Work to do => Copy every line from the material below that holds "category".

Data extract =>
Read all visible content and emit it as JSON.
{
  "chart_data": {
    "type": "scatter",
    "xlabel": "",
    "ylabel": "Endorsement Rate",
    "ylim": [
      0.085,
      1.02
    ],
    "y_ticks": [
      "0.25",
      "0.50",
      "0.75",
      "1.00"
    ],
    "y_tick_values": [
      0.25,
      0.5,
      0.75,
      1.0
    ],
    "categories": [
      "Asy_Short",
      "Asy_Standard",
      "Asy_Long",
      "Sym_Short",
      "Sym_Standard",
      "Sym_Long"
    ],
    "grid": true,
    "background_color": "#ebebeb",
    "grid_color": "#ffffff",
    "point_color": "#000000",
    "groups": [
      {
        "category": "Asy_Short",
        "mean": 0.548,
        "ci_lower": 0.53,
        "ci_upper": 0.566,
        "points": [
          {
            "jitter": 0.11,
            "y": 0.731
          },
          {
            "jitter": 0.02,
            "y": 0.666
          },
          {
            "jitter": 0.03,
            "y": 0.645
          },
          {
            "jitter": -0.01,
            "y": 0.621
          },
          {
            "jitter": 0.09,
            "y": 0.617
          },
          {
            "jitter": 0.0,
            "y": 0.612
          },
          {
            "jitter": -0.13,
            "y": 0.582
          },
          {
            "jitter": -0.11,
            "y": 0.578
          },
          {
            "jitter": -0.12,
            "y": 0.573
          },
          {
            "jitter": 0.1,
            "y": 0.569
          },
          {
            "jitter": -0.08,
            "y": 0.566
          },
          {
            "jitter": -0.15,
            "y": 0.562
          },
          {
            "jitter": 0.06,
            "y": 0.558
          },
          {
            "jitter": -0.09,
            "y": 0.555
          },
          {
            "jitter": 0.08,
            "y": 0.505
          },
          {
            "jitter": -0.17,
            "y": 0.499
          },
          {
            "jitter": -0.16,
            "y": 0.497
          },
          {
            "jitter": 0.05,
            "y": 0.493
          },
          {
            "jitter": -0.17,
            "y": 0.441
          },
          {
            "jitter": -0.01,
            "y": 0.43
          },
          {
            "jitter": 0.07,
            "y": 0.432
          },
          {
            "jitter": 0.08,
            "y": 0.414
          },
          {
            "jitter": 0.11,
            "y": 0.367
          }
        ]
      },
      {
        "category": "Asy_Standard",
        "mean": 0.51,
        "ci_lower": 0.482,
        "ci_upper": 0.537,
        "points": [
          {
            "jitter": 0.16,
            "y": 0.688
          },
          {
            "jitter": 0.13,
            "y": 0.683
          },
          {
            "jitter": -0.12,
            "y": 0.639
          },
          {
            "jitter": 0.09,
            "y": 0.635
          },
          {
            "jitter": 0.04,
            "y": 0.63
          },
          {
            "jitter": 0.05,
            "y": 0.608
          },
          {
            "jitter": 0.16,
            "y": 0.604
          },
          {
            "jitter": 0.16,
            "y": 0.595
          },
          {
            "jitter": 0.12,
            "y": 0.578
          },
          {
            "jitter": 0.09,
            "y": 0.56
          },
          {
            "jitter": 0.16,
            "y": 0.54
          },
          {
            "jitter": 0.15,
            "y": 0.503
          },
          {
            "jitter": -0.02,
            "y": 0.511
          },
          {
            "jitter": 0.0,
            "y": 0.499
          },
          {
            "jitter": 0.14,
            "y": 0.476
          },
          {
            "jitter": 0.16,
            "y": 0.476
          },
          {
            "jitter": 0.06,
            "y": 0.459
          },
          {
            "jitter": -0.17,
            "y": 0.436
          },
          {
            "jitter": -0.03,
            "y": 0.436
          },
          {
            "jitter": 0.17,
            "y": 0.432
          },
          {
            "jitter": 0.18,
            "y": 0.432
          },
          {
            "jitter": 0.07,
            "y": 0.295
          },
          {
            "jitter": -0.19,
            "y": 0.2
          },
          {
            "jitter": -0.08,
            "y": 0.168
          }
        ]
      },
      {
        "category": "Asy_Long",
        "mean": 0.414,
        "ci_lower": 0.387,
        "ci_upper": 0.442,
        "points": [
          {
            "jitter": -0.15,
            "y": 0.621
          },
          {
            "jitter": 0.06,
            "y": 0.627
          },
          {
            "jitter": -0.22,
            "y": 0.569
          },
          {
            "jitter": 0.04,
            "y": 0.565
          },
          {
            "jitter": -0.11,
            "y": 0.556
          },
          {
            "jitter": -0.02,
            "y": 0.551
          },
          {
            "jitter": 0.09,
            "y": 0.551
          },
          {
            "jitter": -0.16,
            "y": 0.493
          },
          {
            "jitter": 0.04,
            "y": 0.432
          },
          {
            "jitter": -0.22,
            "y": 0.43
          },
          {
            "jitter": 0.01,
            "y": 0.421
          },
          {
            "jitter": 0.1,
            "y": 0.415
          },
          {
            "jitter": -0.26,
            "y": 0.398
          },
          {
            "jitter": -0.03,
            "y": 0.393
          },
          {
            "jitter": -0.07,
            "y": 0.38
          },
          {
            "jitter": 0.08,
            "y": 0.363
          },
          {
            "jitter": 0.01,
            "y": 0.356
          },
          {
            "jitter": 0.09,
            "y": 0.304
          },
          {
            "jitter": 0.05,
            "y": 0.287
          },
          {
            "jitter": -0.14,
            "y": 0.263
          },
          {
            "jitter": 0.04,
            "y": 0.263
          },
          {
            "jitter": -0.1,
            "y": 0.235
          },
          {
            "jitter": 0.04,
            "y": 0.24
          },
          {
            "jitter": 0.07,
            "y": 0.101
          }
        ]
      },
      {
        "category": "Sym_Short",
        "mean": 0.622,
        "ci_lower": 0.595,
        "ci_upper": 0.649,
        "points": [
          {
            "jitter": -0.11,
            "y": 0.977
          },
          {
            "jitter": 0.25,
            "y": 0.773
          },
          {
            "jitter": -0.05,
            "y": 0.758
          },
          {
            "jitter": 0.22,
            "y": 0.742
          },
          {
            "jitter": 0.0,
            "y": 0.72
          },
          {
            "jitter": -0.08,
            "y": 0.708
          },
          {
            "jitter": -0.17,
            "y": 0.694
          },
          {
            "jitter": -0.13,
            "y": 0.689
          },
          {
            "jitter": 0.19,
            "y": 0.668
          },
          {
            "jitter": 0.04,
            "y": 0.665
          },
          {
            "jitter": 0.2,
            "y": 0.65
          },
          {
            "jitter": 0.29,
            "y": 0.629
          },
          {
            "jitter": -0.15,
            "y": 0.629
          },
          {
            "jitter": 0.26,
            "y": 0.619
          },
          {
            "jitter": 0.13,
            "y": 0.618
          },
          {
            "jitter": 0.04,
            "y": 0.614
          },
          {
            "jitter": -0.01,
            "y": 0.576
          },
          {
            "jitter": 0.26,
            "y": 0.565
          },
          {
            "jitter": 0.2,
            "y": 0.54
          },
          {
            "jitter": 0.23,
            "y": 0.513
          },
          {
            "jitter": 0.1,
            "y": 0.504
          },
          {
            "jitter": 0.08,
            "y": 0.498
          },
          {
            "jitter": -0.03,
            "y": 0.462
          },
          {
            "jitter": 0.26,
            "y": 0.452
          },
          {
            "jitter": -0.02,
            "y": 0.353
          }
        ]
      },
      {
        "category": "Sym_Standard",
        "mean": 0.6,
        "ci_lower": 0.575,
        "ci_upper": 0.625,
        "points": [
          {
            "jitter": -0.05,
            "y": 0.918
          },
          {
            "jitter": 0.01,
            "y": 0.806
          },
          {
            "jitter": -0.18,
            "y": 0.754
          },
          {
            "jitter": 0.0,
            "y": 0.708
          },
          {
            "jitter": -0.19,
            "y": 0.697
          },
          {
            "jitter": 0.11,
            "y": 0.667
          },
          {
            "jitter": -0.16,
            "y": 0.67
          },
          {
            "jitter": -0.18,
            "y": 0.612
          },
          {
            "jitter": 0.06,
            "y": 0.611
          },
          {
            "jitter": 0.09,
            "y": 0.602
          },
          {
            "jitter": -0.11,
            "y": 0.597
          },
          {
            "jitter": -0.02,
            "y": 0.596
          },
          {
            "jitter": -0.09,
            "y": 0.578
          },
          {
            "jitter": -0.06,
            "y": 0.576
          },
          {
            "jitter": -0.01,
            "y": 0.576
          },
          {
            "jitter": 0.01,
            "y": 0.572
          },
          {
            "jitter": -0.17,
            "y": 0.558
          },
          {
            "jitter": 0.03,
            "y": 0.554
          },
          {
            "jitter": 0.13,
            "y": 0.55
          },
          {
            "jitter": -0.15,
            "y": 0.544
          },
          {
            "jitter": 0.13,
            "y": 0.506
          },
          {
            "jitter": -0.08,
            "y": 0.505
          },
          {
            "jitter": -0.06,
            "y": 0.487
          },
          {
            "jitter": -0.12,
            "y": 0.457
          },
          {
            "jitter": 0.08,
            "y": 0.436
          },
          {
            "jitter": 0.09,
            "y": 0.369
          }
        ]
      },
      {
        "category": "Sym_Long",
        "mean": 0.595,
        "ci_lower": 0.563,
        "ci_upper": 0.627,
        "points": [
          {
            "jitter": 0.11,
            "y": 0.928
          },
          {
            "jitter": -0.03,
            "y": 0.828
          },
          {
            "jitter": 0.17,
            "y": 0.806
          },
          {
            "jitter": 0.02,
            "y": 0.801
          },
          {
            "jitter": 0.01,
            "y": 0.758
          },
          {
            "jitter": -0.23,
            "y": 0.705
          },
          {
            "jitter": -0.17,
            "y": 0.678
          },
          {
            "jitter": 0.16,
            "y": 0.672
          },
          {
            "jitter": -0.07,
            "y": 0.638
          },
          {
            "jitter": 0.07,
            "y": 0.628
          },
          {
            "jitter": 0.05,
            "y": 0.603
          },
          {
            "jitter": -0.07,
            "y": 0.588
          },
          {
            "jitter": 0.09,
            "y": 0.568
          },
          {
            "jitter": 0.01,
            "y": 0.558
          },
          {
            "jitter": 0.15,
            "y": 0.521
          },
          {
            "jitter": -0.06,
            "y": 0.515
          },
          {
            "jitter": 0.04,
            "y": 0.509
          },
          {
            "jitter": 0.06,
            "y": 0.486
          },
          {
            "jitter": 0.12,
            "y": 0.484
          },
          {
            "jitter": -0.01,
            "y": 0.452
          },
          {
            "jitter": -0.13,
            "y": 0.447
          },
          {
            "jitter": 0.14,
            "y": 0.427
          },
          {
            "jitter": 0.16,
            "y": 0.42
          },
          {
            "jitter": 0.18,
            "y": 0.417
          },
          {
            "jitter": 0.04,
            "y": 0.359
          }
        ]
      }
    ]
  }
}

Task solution =>
        "category": "Asy_Short",
        "category": "Asy_Standard",
        "category": "Asy_Long",
        "category": "Sym_Short",
        "category": "Sym_Standard",
        "category": "Sym_Long",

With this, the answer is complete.